Electric motors are inherently more efficient than internal combustion engines. And, provided the electricity used has a carbon intensity below about 800 grams per kilowatt-hour, electric cars reduce carbon emissions.

NEW DELHI – Passenger cars account for only 8% of total global carbon dioxide emissions, and if you charge an electric vehicle (EV) with electricity generated by inefficient coal power plants, the immediate effect will be increased CO2 emissions compared with driving a modern gasoline or diesel car. So it’s important to stress, as Fatih Birol, Executive Director of the International Energy Agency, did at Davos in January, that electric cars alone will not avert catastrophic climate change. But vehicle electrification is nonetheless crucial to reducing emissions. If you care about the climate, the next car you buy should be electric.

Electric motors are inherently more efficient than internal combustion engines: while a gasoline or diesel engine typically wastes more than 70% of the energy it uses as unwanted heat, an electric motor turns all but 5% into kinetic energy. And once battery costs fall below $100 per kilowatt-hour – which Bloomberg New Energy Finance (BNEF) expects to occur by 2024 – electric cars will not only be cheaper to run, but also cheaper to buy. So EVs will eventually dominate – and far sooner than many projections suggest – whether we care about the climate or not.

Data listing:
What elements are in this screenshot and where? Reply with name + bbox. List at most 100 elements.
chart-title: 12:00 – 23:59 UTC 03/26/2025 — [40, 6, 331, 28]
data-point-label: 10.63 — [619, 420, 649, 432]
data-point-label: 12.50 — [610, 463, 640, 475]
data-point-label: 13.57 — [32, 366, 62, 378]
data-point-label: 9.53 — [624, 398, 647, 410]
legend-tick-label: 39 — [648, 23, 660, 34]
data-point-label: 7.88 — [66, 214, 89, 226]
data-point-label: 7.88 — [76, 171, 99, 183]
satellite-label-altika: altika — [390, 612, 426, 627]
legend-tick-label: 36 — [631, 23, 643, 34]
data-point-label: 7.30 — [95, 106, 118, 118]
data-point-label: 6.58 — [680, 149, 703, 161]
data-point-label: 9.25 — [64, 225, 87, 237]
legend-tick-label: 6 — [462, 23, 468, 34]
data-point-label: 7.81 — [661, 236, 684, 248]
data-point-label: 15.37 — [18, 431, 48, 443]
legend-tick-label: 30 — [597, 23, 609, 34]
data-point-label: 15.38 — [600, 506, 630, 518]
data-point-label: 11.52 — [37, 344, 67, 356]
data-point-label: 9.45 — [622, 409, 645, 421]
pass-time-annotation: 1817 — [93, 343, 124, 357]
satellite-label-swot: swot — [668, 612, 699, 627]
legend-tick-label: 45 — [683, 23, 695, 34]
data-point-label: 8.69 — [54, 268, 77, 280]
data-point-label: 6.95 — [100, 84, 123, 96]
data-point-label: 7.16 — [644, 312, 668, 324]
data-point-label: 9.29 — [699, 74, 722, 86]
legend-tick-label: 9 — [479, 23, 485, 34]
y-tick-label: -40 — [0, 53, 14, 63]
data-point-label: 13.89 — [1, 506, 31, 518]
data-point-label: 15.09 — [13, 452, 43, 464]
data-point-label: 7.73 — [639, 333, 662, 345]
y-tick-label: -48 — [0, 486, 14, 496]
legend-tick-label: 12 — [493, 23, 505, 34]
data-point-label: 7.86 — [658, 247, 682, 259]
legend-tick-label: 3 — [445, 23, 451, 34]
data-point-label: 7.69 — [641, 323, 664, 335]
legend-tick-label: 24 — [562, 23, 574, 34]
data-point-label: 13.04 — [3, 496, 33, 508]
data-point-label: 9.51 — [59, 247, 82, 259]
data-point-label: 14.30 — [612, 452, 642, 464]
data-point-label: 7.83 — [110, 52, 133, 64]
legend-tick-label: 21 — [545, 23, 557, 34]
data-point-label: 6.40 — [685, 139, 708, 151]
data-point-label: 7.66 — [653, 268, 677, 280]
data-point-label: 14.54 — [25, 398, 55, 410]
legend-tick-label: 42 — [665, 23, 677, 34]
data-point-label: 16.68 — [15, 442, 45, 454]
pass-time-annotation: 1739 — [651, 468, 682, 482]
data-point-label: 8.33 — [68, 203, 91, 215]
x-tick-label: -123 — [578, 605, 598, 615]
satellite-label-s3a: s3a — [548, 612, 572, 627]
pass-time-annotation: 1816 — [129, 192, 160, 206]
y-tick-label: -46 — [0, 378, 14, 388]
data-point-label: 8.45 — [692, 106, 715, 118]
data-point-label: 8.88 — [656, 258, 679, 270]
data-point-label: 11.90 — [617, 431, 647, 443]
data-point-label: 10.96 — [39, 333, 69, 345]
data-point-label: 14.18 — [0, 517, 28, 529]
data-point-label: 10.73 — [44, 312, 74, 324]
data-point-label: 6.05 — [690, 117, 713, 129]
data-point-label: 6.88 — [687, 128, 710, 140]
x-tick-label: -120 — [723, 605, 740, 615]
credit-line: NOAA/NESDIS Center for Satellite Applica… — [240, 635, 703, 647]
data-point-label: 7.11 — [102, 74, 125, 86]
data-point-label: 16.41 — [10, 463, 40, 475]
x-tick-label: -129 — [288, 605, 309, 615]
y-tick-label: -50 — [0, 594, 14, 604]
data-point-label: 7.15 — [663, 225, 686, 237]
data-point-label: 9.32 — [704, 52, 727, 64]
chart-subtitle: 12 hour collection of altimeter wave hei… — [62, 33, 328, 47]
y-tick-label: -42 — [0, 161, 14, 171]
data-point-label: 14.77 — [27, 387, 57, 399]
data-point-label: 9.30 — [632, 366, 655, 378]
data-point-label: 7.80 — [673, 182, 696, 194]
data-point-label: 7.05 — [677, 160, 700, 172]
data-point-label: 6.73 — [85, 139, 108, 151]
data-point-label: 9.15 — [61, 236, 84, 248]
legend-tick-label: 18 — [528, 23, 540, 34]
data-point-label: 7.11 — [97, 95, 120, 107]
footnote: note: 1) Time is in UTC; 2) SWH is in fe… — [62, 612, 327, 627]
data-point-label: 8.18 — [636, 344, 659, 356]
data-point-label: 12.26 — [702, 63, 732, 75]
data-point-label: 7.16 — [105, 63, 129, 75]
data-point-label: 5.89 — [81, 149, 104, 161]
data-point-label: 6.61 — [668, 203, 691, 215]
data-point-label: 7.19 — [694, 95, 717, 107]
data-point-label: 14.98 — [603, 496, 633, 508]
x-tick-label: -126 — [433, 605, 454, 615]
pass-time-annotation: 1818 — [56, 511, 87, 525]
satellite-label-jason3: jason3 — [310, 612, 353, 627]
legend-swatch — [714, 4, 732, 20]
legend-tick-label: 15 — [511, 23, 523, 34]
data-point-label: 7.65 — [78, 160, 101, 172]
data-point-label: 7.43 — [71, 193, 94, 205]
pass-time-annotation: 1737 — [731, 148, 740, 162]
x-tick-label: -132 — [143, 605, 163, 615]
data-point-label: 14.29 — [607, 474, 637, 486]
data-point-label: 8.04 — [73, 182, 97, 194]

**Set task:**
Decide whether each statement below agrees with the excerpt on electric cars, answering yes or no and quoting the words of the excerpt that settle it. 1. Passenger cars produce 8% of total global carbon dioxide emissions. 2. An electric motor wastes more than 70% of the energy it uses as heat. 3. Bloomberg New Energy Finance expects battery costs to drop below $100 per kilowatt-hour by 2030. You don't need the records for this.

**Result of the task:**
1. Yes: "Passenger cars account for only 8% of total global carbon dioxide emissions"
2. No: "an electric motor turns all but 5% into kinetic energy"
3. No: "which Bloomberg New Energy Finance (BNEF) expects to occur by 2024"